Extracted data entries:
________________________
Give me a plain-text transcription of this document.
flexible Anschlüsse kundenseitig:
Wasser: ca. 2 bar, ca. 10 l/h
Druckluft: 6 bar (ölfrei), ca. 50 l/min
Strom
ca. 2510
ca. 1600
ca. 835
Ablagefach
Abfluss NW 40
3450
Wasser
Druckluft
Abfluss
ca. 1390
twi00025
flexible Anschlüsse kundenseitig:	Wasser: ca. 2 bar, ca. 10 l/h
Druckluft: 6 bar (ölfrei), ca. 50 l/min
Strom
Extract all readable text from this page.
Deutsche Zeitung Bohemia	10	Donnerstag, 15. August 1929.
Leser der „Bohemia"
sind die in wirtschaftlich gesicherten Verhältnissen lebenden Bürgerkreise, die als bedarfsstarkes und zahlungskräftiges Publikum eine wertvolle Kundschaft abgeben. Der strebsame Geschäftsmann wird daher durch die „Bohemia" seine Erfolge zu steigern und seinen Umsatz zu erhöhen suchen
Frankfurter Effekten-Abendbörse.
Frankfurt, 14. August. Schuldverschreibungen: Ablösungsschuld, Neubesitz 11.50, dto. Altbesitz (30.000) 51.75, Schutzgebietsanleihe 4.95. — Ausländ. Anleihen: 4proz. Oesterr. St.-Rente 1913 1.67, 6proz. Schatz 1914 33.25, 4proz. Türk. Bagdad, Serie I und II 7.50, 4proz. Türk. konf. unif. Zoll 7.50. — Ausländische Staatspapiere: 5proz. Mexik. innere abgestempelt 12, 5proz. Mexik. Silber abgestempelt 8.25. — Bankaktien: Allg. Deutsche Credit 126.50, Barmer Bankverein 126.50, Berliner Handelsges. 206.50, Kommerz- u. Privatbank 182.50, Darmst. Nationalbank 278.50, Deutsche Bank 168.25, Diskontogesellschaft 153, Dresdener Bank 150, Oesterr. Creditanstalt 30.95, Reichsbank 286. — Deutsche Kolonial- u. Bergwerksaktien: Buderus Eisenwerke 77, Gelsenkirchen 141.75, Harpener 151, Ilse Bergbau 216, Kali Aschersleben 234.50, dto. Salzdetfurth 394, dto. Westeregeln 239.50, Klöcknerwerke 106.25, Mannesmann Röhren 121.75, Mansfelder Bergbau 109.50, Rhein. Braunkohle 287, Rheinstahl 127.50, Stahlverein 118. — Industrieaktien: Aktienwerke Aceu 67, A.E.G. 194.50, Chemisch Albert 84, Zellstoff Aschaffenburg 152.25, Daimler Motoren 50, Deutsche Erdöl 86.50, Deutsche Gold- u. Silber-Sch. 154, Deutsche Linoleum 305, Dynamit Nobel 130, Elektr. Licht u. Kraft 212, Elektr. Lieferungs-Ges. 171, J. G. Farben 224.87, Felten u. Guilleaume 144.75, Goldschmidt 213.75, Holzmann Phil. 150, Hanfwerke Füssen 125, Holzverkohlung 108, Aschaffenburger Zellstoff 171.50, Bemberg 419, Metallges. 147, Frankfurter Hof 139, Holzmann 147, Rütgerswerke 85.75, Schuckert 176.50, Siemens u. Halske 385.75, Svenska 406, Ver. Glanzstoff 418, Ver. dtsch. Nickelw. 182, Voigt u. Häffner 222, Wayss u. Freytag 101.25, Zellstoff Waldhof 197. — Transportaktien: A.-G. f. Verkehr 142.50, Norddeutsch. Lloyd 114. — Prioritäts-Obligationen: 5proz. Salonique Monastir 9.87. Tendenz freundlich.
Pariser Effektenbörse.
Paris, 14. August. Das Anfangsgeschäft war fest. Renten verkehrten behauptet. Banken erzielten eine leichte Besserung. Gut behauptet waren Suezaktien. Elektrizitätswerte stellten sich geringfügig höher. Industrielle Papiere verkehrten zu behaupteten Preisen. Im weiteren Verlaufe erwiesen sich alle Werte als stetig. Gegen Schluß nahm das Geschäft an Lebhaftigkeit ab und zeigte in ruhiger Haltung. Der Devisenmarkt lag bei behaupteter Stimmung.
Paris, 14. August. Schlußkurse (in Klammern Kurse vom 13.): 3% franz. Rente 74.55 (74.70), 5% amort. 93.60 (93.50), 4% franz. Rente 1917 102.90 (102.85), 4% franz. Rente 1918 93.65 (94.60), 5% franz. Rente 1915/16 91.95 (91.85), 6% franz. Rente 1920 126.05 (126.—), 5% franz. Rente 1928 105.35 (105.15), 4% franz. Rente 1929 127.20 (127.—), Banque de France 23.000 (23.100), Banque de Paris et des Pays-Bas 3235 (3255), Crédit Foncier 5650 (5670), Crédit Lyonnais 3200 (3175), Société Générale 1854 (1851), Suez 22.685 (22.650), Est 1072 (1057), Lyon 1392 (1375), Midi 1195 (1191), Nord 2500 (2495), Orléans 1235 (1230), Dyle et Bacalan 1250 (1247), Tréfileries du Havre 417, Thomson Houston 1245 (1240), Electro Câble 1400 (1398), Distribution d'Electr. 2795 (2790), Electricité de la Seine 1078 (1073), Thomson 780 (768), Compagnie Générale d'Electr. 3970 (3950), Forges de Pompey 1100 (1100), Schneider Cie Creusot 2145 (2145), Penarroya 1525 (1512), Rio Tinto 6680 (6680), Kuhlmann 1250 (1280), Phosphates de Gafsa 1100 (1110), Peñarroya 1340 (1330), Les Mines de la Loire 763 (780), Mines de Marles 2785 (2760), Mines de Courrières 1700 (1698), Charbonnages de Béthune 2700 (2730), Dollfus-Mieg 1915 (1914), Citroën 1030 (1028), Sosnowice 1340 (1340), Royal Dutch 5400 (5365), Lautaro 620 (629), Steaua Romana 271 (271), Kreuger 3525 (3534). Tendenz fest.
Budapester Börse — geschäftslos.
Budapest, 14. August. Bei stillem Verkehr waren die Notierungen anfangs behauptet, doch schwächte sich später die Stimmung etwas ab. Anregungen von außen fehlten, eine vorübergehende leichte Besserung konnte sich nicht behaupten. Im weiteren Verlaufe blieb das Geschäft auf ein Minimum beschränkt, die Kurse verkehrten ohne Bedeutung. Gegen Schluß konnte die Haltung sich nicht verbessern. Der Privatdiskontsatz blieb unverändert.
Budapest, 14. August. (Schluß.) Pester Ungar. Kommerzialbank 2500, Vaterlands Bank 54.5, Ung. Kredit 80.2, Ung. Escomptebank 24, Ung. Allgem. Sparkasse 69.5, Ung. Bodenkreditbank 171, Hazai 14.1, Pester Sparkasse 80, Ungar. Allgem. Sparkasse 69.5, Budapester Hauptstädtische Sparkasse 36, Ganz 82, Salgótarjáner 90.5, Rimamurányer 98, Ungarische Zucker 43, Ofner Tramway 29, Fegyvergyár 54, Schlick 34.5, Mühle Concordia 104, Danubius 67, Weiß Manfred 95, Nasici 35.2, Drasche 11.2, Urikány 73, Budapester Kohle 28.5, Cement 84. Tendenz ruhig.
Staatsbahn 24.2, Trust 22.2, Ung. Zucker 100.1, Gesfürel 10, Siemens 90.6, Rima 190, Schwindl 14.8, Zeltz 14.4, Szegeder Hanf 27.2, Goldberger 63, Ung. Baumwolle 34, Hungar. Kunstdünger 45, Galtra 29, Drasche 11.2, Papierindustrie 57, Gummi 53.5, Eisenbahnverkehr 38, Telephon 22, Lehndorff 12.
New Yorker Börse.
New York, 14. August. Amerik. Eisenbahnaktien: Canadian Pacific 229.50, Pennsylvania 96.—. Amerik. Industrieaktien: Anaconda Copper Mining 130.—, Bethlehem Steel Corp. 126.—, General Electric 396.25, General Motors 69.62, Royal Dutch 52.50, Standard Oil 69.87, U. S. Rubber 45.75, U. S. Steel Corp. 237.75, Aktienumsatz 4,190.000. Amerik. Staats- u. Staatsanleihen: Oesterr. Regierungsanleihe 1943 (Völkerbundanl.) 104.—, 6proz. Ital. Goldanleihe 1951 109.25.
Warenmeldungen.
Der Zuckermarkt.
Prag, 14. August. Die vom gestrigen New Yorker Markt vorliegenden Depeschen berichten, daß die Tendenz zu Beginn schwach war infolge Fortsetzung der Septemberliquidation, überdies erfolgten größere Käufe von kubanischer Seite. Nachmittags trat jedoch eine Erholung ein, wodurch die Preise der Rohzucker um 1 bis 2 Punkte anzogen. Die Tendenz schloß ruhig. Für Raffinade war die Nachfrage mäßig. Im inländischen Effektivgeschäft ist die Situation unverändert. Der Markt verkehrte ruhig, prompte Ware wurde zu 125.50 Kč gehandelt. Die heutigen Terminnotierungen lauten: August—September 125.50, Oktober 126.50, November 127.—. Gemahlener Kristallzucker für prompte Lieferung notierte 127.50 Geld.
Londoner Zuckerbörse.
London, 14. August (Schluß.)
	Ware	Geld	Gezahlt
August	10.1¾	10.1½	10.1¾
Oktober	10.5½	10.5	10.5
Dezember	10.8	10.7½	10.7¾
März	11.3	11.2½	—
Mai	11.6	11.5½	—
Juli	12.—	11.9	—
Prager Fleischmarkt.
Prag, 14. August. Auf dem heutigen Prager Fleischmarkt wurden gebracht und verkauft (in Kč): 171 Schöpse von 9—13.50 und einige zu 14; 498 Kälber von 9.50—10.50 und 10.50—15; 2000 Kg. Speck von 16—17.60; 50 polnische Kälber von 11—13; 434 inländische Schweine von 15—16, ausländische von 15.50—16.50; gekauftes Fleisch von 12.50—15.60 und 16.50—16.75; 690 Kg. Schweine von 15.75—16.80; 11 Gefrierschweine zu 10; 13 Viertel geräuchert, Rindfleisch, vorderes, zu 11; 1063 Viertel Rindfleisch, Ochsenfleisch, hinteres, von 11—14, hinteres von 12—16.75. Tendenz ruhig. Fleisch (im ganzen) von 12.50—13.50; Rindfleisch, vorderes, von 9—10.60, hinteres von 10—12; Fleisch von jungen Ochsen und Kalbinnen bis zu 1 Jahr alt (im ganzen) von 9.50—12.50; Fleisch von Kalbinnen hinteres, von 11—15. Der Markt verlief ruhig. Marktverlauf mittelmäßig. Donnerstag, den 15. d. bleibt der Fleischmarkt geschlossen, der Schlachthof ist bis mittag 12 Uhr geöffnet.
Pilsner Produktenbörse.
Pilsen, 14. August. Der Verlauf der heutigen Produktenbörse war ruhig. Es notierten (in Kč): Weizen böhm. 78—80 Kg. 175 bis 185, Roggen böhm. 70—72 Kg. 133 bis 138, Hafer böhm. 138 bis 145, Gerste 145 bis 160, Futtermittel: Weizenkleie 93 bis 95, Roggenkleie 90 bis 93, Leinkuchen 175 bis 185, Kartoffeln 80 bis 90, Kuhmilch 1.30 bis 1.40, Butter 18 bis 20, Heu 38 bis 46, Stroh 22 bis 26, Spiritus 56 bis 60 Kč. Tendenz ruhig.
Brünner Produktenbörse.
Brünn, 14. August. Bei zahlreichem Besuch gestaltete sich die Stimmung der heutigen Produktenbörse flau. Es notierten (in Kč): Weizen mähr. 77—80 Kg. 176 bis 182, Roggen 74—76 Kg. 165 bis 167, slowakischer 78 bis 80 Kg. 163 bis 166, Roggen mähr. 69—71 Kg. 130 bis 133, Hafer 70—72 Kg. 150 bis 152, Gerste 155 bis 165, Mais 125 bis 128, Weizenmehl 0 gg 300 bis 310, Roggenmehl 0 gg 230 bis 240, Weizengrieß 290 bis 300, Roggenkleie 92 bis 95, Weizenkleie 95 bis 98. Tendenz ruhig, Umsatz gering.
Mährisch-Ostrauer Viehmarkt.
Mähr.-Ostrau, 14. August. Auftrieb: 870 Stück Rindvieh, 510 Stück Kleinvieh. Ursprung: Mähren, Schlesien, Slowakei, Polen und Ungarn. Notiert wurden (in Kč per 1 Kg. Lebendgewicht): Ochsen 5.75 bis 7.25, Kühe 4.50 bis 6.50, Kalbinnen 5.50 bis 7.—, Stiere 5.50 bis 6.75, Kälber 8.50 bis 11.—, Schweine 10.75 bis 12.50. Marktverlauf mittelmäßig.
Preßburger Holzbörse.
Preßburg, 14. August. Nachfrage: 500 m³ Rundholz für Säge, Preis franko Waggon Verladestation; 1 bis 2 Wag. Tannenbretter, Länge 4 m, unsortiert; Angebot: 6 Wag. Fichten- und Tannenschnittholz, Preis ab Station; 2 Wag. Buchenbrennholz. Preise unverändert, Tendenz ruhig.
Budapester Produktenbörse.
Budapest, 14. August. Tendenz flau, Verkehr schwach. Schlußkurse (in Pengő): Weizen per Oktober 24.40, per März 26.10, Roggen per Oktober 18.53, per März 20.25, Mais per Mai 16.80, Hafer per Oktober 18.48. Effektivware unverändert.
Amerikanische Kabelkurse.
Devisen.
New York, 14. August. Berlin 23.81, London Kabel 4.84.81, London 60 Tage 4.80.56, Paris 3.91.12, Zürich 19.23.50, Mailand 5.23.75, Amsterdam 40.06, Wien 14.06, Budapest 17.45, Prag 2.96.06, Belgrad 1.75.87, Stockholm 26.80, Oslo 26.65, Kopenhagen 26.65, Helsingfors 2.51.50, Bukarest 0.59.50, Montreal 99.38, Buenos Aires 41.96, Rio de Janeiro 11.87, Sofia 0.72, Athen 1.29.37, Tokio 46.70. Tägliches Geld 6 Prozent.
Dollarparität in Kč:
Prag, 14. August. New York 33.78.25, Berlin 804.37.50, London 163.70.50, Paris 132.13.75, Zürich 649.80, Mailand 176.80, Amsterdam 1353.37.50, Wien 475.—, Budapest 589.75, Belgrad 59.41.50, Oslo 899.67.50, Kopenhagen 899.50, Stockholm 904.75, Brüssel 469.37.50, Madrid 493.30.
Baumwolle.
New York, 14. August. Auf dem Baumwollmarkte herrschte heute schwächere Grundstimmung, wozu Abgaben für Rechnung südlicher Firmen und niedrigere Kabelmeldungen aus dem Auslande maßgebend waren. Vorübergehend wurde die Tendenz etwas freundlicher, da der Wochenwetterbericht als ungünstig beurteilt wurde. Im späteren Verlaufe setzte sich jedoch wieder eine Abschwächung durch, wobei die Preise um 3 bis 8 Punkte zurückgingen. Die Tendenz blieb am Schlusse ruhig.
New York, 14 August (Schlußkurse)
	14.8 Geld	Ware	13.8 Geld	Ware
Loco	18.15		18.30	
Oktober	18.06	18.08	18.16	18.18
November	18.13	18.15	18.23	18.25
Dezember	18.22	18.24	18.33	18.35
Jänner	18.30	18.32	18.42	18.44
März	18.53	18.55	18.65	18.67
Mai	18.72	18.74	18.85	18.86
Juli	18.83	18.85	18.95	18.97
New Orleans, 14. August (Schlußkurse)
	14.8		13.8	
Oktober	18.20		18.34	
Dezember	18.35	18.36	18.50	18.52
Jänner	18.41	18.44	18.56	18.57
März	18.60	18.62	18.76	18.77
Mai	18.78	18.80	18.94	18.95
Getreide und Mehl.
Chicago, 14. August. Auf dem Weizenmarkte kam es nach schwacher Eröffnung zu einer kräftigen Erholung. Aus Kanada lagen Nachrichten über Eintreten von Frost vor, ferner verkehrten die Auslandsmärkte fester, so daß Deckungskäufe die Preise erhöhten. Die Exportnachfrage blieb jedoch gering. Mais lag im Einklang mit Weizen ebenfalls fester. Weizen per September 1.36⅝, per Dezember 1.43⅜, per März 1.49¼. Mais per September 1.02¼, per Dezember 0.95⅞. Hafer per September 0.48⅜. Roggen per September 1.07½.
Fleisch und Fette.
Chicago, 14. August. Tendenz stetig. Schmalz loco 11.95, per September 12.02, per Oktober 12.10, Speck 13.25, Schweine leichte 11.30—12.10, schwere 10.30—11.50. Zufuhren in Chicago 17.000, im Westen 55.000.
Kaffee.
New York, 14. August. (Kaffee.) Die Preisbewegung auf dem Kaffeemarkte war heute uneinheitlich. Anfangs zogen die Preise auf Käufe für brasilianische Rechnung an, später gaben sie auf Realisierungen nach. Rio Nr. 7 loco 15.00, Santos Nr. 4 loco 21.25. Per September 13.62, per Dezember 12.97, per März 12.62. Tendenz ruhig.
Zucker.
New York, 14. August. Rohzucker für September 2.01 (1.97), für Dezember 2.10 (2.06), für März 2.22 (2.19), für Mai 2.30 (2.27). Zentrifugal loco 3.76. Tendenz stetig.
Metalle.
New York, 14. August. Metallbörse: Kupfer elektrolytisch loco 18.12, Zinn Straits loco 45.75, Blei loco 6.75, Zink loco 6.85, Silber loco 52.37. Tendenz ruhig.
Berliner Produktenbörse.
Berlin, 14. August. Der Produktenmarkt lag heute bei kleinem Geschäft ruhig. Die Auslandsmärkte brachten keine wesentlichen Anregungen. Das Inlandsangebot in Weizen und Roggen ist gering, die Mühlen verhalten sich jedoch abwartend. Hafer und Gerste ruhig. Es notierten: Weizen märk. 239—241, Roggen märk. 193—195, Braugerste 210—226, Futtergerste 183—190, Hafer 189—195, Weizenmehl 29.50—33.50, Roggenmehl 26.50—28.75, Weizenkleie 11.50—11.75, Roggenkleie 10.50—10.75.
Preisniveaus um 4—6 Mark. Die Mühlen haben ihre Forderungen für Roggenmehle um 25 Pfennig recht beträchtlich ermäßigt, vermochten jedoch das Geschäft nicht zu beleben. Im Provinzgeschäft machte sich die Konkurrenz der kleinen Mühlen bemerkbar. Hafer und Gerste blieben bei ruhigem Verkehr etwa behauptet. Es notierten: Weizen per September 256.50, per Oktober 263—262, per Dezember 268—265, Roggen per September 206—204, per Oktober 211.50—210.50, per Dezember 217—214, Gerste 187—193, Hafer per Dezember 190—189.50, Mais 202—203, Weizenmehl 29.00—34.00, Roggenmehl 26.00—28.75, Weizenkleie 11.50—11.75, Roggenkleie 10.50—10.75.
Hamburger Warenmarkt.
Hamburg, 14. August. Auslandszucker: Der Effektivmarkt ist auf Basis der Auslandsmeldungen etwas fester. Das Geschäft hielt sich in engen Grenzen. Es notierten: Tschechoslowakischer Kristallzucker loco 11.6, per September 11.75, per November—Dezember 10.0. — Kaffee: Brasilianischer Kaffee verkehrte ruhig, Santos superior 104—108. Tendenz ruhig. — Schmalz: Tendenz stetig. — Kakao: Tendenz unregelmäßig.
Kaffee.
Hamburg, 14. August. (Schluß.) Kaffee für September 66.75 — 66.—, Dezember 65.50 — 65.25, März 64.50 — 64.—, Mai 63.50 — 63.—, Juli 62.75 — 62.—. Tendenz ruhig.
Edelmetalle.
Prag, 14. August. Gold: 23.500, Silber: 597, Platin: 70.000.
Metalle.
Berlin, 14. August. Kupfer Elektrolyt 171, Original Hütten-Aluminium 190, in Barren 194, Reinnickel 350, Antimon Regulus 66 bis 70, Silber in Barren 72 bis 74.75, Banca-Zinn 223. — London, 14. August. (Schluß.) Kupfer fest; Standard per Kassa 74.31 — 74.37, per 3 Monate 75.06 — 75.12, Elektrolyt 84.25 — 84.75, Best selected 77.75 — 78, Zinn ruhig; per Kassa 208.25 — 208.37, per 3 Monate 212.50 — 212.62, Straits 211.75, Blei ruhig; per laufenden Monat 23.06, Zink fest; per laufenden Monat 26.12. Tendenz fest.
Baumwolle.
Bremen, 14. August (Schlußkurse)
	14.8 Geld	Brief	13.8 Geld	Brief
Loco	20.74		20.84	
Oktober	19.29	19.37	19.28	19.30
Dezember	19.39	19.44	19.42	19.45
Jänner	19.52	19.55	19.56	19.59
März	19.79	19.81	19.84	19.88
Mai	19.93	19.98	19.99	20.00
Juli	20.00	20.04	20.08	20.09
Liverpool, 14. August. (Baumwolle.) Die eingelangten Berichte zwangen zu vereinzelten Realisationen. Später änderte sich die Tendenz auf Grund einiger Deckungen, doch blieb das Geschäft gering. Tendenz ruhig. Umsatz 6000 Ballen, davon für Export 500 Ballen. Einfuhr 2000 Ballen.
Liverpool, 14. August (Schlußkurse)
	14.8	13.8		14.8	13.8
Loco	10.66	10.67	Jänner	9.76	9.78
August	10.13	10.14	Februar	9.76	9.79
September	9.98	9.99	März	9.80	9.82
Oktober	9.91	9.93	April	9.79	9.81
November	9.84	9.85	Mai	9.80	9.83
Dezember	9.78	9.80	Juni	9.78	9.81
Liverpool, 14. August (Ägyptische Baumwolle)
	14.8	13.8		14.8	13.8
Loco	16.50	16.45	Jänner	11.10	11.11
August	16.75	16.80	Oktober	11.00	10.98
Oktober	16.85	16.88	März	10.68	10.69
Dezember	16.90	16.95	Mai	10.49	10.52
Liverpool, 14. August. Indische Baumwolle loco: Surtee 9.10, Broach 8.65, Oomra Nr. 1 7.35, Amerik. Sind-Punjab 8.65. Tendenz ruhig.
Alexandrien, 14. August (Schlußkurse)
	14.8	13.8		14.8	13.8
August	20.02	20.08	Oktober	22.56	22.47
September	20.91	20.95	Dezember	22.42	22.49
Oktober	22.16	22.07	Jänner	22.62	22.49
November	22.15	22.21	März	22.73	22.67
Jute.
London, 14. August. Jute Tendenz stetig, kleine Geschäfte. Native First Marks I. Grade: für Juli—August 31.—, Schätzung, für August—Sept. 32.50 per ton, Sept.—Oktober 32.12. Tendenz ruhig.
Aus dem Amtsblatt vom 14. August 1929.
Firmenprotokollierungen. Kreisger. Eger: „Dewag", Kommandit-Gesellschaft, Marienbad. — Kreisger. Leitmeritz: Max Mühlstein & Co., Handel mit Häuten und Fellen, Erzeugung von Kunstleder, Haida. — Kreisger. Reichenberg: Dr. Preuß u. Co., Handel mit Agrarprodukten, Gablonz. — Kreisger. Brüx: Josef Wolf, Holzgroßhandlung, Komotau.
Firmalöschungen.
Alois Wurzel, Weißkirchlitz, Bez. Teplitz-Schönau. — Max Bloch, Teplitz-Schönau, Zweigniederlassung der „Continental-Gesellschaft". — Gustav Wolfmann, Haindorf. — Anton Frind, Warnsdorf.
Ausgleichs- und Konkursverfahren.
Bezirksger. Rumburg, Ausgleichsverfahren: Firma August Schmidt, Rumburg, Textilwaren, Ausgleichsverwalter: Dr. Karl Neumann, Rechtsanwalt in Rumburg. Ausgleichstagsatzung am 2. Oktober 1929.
________________________
Determine the number of lines where the string "Mais" occurs, and give that number only.

> **ANSWER TO THIS TASK**
4